_What is required_
Output the entries verbatim, including every line.

_Extracted information_
-- BEGIN --

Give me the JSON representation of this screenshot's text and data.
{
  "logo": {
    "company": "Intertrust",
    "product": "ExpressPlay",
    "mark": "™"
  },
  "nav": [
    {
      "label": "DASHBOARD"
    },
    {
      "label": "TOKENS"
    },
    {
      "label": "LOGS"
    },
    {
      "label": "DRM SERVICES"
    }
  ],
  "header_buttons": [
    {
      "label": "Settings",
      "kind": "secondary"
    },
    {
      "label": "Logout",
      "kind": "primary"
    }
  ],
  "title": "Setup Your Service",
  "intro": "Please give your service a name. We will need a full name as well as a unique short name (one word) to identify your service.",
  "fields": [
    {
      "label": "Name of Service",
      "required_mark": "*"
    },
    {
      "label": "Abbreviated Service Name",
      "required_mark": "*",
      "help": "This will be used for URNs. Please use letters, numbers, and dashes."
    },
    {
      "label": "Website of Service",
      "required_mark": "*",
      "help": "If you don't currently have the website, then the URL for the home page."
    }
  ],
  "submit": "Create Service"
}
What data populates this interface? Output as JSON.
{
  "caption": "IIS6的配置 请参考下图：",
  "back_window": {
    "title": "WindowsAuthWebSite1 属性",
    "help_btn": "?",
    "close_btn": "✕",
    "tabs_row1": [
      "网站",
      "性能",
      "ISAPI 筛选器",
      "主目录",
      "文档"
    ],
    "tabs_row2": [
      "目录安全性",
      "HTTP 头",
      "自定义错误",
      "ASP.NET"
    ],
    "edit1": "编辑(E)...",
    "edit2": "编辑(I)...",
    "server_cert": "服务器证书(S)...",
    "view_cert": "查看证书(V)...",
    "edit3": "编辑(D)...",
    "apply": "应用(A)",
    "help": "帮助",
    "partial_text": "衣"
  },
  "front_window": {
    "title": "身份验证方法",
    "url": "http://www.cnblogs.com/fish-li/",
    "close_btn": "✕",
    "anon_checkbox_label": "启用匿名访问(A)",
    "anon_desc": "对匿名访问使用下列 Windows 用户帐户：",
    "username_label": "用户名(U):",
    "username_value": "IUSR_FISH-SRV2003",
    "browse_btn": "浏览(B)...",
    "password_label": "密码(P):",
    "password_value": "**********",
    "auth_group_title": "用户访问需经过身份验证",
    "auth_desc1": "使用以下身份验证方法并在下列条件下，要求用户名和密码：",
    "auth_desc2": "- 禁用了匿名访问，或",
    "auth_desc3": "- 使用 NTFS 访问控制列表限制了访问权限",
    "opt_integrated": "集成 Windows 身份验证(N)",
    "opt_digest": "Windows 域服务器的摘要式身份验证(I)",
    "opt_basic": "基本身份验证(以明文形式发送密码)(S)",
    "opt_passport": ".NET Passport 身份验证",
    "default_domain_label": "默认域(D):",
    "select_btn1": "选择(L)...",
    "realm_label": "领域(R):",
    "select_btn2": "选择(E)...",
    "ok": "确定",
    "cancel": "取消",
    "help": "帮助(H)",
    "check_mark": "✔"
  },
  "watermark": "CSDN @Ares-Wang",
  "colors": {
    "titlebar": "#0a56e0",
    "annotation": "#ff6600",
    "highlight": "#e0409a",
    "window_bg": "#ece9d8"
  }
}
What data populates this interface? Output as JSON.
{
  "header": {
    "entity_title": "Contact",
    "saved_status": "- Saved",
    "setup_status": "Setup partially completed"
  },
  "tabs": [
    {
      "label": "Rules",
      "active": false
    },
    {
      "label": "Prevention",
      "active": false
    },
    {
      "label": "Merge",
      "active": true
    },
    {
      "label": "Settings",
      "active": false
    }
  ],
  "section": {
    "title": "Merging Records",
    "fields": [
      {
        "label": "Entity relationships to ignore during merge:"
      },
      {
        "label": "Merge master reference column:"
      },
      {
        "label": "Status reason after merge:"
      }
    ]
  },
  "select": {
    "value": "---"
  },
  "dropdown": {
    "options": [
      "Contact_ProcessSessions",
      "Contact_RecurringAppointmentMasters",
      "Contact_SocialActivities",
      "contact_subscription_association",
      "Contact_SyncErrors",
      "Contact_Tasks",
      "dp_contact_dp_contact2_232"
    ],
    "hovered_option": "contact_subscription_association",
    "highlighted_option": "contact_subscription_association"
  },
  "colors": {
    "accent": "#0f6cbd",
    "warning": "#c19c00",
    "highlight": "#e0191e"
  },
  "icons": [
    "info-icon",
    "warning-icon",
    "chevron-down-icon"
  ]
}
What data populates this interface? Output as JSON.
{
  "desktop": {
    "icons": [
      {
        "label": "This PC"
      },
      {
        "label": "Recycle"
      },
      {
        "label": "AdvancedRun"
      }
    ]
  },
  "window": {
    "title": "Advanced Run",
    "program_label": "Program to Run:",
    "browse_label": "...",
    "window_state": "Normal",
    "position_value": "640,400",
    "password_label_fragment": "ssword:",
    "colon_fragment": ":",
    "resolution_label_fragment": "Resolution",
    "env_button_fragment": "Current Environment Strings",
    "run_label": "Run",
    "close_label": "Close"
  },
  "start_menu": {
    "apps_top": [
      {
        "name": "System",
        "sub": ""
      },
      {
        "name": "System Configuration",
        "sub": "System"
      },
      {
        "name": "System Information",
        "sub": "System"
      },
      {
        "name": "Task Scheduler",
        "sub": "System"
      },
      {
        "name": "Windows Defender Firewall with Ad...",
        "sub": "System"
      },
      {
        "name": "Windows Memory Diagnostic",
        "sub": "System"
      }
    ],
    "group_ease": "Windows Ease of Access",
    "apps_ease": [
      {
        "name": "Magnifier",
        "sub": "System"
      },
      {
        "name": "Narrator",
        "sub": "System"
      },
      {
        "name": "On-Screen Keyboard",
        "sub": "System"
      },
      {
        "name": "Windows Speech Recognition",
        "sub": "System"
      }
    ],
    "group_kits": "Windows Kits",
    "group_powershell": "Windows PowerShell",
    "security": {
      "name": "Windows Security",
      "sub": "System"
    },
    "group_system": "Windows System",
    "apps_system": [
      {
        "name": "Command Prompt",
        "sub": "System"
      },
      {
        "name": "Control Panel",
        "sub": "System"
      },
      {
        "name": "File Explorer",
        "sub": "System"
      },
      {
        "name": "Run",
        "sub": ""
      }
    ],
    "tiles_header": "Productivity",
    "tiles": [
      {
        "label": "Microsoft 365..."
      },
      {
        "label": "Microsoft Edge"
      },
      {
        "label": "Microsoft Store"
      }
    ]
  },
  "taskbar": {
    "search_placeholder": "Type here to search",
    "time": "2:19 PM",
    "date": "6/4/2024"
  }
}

-- END --

_Result of the exercise_
Give me the JSON representation of this screenshot's text and data.
{
  "logo": {
    "company": "Intertrust",
    "product": "ExpressPlay",
    "mark": "™"
  },
  "nav": [
    {
      "label": "DASHBOARD"
    },
    {
      "label": "TOKENS"
    },
    {
      "label": "LOGS"
    },
    {
      "label": "DRM SERVICES"
    }
  ],
  "header_buttons": [
    {
      "label": "Settings",
      "kind": "secondary"
    },
    {
      "label": "Logout",
      "kind": "primary"
    }
  ],
  "title": "Setup Your Service",
  "intro": "Please give your service a name. We will need a full name as well as a unique short name (one word) to identify your service.",
  "fields": [
    {
      "label": "Name of Service",
      "required_mark": "*"
    },
    {
      "label": "Abbreviated Service Name",
      "required_mark": "*",
      "help": "This will be used for URNs. Please use letters, numbers, and dashes."
    },
    {
      "label": "Website of Service",
      "required_mark": "*",
      "help": "If you don't currently have the website, then the URL for the home page."
    }
  ],
  "submit": "Create Service"
}
What data populates this interface? Output as JSON.
{
  "caption": "IIS6的配置 请参考下图：",
  "back_window": {
    "title": "WindowsAuthWebSite1 属性",
    "help_btn": "?",
    "close_btn": "✕",
    "tabs_row1": [
      "网站",
      "性能",
      "ISAPI 筛选器",
      "主目录",
      "文档"
    ],
    "tabs_row2": [
      "目录安全性",
      "HTTP 头",
      "自定义错误",
      "ASP.NET"
    ],
    "edit1": "编辑(E)...",
    "edit2": "编辑(I)...",
    "server_cert": "服务器证书(S)...",
    "view_cert": "查看证书(V)...",
    "edit3": "编辑(D)...",
    "apply": "应用(A)",
    "help": "帮助",
    "partial_text": "衣"
  },
  "front_window": {
    "title": "身份验证方法",
    "url": "http://www.cnblogs.com/fish-li/",
    "close_btn": "✕",
    "anon_checkbox_label": "启用匿名访问(A)",
    "anon_desc": "对匿名访问使用下列 Windows 用户帐户：",
    "username_label": "用户名(U):",
    "username_value": "IUSR_FISH-SRV2003",
    "browse_btn": "浏览(B)...",
    "password_label": "密码(P):",
    "password_value": "**********",
    "auth_group_title": "用户访问需经过身份验证",
    "auth_desc1": "使用以下身份验证方法并在下列条件下，要求用户名和密码：",
    "auth_desc2": "- 禁用了匿名访问，或",
    "auth_desc3": "- 使用 NTFS 访问控制列表限制了访问权限",
    "opt_integrated": "集成 Windows 身份验证(N)",
    "opt_digest": "Windows 域服务器的摘要式身份验证(I)",
    "opt_basic": "基本身份验证(以明文形式发送密码)(S)",
    "opt_passport": ".NET Passport 身份验证",
    "default_domain_label": "默认域(D):",
    "select_btn1": "选择(L)...",
    "realm_label": "领域(R):",
    "select_btn2": "选择(E)...",
    "ok": "确定",
    "cancel": "取消",
    "help": "帮助(H)",
    "check_mark": "✔"
  },
  "watermark": "CSDN @Ares-Wang",
  "colors": {
    "titlebar": "#0a56e0",
    "annotation": "#ff6600",
    "highlight": "#e0409a",
    "window_bg": "#ece9d8"
  }
}
What data populates this interface? Output as JSON.
{
  "header": {
    "entity_title": "Contact",
    "saved_status": "- Saved",
    "setup_status": "Setup partially completed"
  },
  "tabs": [
    {
      "label": "Rules",
      "active": false
    },
    {
      "label": "Prevention",
      "active": false
    },
    {
      "label": "Merge",
      "active": true
    },
    {
      "label": "Settings",
      "active": false
    }
  ],
  "section": {
    "title": "Merging Records",
    "fields": [
      {
        "label": "Entity relationships to ignore during merge:"
      },
      {
        "label": "Merge master reference column:"
      },
      {
        "label": "Status reason after merge:"
      }
    ]
  },
  "select": {
    "value": "---"
  },
  "dropdown": {
    "options": [
      "Contact_ProcessSessions",
      "Contact_RecurringAppointmentMasters",
      "Contact_SocialActivities",
      "contact_subscription_association",
      "Contact_SyncErrors",
      "Contact_Tasks",
      "dp_contact_dp_contact2_232"
    ],
    "hovered_option": "contact_subscription_association",
    "highlighted_option": "contact_subscription_association"
  },
  "colors": {
    "accent": "#0f6cbd",
    "warning": "#c19c00",
    "highlight": "#e0191e"
  },
  "icons": [
    "info-icon",
    "warning-icon",
    "chevron-down-icon"
  ]
}
What data populates this interface? Output as JSON.
{
  "desktop": {
    "icons": [
      {
        "label": "This PC"
      },
      {
        "label": "Recycle"
      },
      {
        "label": "AdvancedRun"
      }
    ]
  },
  "window": {
    "title": "Advanced Run",
    "program_label": "Program to Run:",
    "browse_label": "...",
    "window_state": "Normal",
    "position_value": "640,400",
    "password_label_fragment": "ssword:",
    "colon_fragment": ":",
    "resolution_label_fragment": "Resolution",
    "env_button_fragment": "Current Environment Strings",
    "run_label": "Run",
    "close_label": "Close"
  },
  "start_menu": {
    "apps_top": [
      {
        "name": "System",
        "sub": ""
      },
      {
        "name": "System Configuration",
        "sub": "System"
      },
      {
        "name": "System Information",
        "sub": "System"
      },
      {
        "name": "Task Scheduler",
        "sub": "System"
      },
      {
        "name": "Windows Defender Firewall with Ad...",
        "sub": "System"
      },
      {
        "name": "Windows Memory Diagnostic",
        "sub": "System"
      }
    ],
    "group_ease": "Windows Ease of Access",
    "apps_ease": [
      {
        "name": "Magnifier",
        "sub": "System"
      },
      {
        "name": "Narrator",
        "sub": "System"
      },
      {
        "name": "On-Screen Keyboard",
        "sub": "System"
      },
      {
        "name": "Windows Speech Recognition",
        "sub": "System"
      }
    ],
    "group_kits": "Windows Kits",
    "group_powershell": "Windows PowerShell",
    "security": {
      "name": "Windows Security",
      "sub": "System"
    },
    "group_system": "Windows System",
    "apps_system": [
      {
        "name": "Command Prompt",
        "sub": "System"
      },
      {
        "name": "Control Panel",
        "sub": "System"
      },
      {
        "name": "File Explorer",
        "sub": "System"
      },
      {
        "name": "Run",
        "sub": ""
      }
    ],
    "tiles_header": "Productivity",
    "tiles": [
      {
        "label": "Microsoft 365..."
      },
      {
        "label": "Microsoft Edge"
      },
      {
        "label": "Microsoft Store"
      }
    ]
  },
  "taskbar": {
    "search_placeholder": "Type here to search",
    "time": "2:19 PM",
    "date": "6/4/2024"
  }
}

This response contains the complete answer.